* STATED TASK *
Check every line of the entries that follow, and copy the ones containing "Data".

* INFORMATION SHOWN *
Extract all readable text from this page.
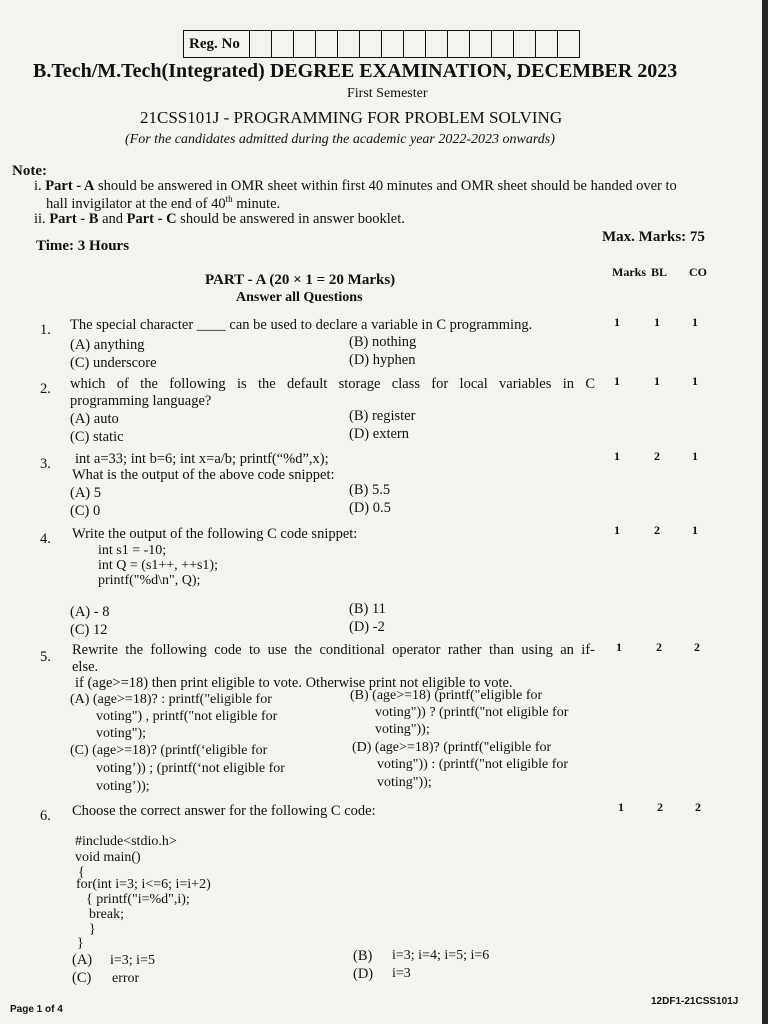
Reg. No
B.Tech/M.Tech(Integrated) DEGREE EXAMINATION, DECEMBER 2023
First Semester
21CSS101J - PROGRAMMING FOR PROBLEM SOLVING
(For the candidates admitted during the academic year 2022-2023 onwards)
Note:
i. Part - A should be answered in OMR sheet within first 40 minutes and OMR sheet should be handed over to
hall invigilator at the end of 40th minute.
ii. Part - B and Part - C should be answered in answer booklet.
Time: 3 Hours
Max. Marks: 75
Marks BL CO
PART - A (20 × 1 = 20 Marks)
Answer all Questions
1. The special character ____ can be used to declare a variable in C programming.
(A) anything	(B) nothing
(C) underscore	(D) hyphen
1	1	1
2. which of the following is the default storage class for local variables in C
programming language?
(A) auto	(B) register
(C) static	(D) extern
1	1	1
3. int a=33; int b=6; int x=a/b; printf(“%d”,x);
What is the output of the above code snippet:
(A) 5	(B) 5.5
(C) 0	(D) 0.5
1	2	1
4. Write the output of the following C code snippet:
int s1 = -10;
int Q = (s1++, ++s1);
printf("%d\n", Q);
(A) - 8	(B) 11
(C) 12	(D) -2
1	2	1
5. Rewrite the following code to use the conditional operator rather than using an if-
else.
if (age>=18) then print eligible to vote. Otherwise print not eligible to vote.
(A) (age>=18)? : printf("eligible for
voting") , printf("not eligible for
voting");
(B) (age>=18) (printf("eligible for
voting")) ? (printf("not eligible for
voting"));
(C) (age>=18)? (printf(‘eligible for
voting’)) ; (printf(‘not eligible for
voting’));
(D) (age>=18)? (printf("eligible for
voting")) : (printf("not eligible for
voting"));
1	2	2
6. Choose the correct answer for the following C code:
#include<stdio.h>
void main()
{
for(int i=3; i<=6; i=i+2)
{ printf("i=%d",i);
break;
}
}
(A) i=3; i=5	(B) i=3; i=4; i=5; i=6
(C) error	(D) i=3
1	2	2
Page 1 of 4
12DF1-21CSS101J
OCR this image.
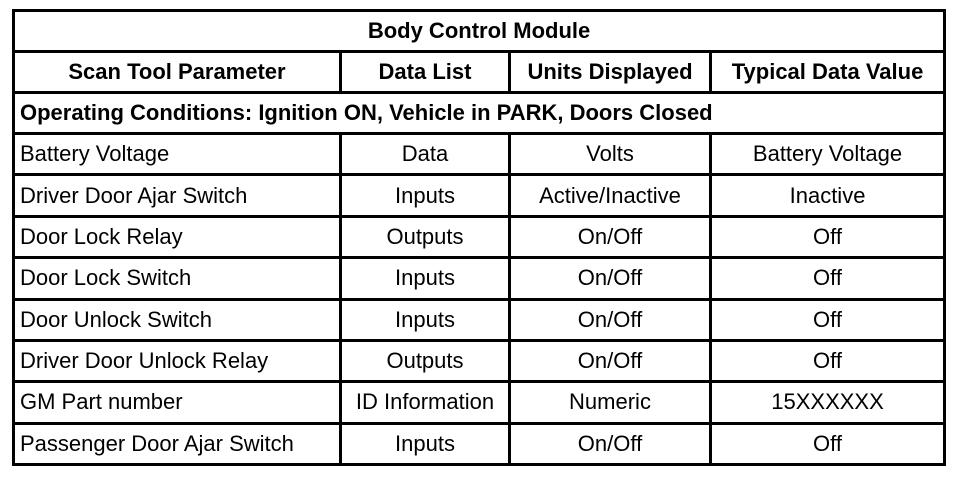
Body Control Module			
Scan Tool Parameter	Data List	Units Displayed	Typical Data Value
Operating Conditions: Ignition ON, Vehicle in PARK, Doors Closed			
Battery Voltage	Data	Volts	Battery Voltage
Driver Door Ajar Switch	Inputs	Active/Inactive	Inactive
Door Lock Relay	Outputs	On/Off	Off
Door Lock Switch	Inputs	On/Off	Off
Door Unlock Switch	Inputs	On/Off	Off
Driver Door Unlock Relay	Outputs	On/Off	Off
GM Part number	ID Information	Numeric	15XXXXXX
Passenger Door Ajar Switch	Inputs	On/Off	Off
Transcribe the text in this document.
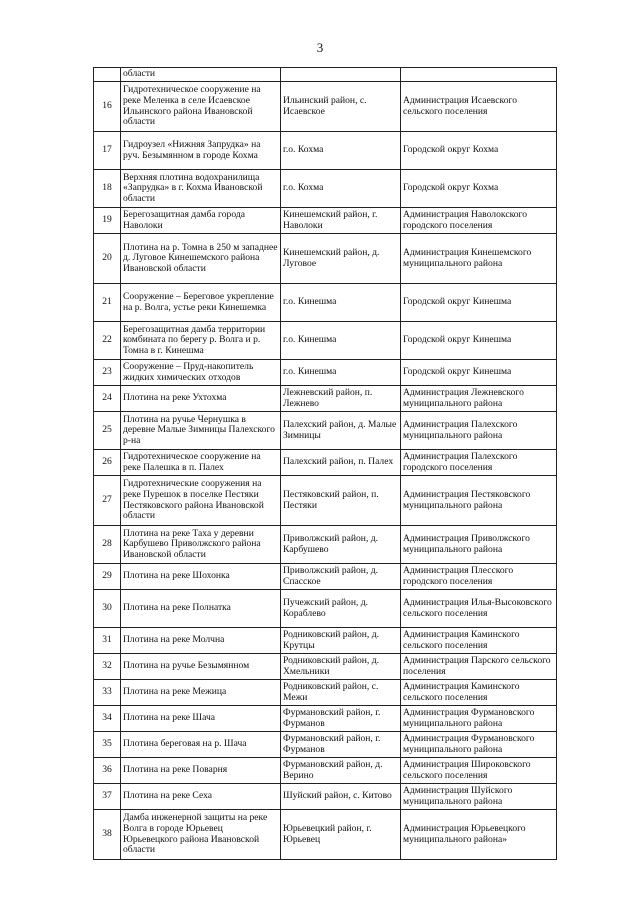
3
	области		
16	Гидротехническое сооружение на реке Меленка в селе Исаевское Ильинского района Ивановской области	Ильинский район, с. Исаевское	Администрация Исаевского сельского поселения
17	Гидроузел «Нижняя Запрудка» на руч. Безымянном в городе Кохма	г.о. Кохма	Городской округ Кохма
18	Верхняя плотина водохранилища «Запрудка» в г. Кохма Ивановской области	г.о. Кохма	Городской округ Кохма
19	Берегозащитная дамба города Наволоки	Кинешемский район, г. Наволоки	Администрация Наволокского городского поселения
20	Плотина на р. Томна в 250 м западнее д. Луговое Кинешемского района Ивановской области	Кинешемский район, д. Луговое	Администрация Кинешемского муниципального района
21	Сооружение – Береговое укрепление на р. Волга, устье реки Кинешемка	г.о. Кинешма	Городской округ Кинешма
22	Берегозащитная дамба территории комбината по берегу р. Волга и р. Томна в г. Кинешма	г.о. Кинешма	Городской округ Кинешма
23	Сооружение – Пруд-накопитель жидких химических отходов	г.о. Кинешма	Городской округ Кинешма
24	Плотина на реке Ухтохма	Лежневский район, п. Лежнево	Администрация Лежневского муниципального района
25	Плотина на ручье Чернушка в деревне Малые Зимницы Палехского р-на	Палехский район, д. Малые Зимницы	Администрация Палехского муниципального района
26	Гидротехническое сооружение на реке Палешка в п. Палех	Палехский район, п. Палех	Администрация Палехского городского поселения
27	Гидротехнические сооружения на реке Пурешок в поселке Пестяки Пестяковского района Ивановской области	Пестяковский район, п. Пестяки	Администрация Пестяковского муниципального района
28	Плотина на реке Таха у деревни Карбушево Приволжского района Ивановской области	Приволжский район, д. Карбушево	Администрация Приволжского муниципального района
29	Плотина на реке Шохонка	Приволжский район, д. Спасское	Администрация Плесского городского поселения
30	Плотина на реке Полнатка	Пучежский район, д. Кораблево	Администрация Илья-Высоковского сельского поселения
31	Плотина на реке Молчна	Родниковский район, д. Крутцы	Администрация Каминского сельского поселения
32	Плотина на ручье Безымянном	Родниковский район, д. Хмельники	Администрация Парского сельского поселения
33	Плотина на реке Межица	Родниковский район, с. Межи	Администрация Каминского сельского поселения
34	Плотина на реке Шача	Фурмановский район, г. Фурманов	Администрация Фурмановского муниципального района
35	Плотина береговая на р. Шача	Фурмановский район, г. Фурманов	Администрация Фурмановского муниципального района
36	Плотина на реке Поварня	Фурмановский район, д. Верино	Администрация Широковского сельского поселения
37	Плотина на реке Сеха	Шуйский район, с. Китово	Администрация Шуйского муниципального района
38	Дамба инженерной защиты на реке Волга в городе Юрьевец Юрьевецкого района Ивановской области	Юрьевецкий район, г. Юрьевец	Администрация Юрьевецкого муниципального района»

* TASK ANSWER *
Scan Tool Parameter	Data List	Units Displayed	Typical Data Value
Battery Voltage	Data	Volts	Battery Voltage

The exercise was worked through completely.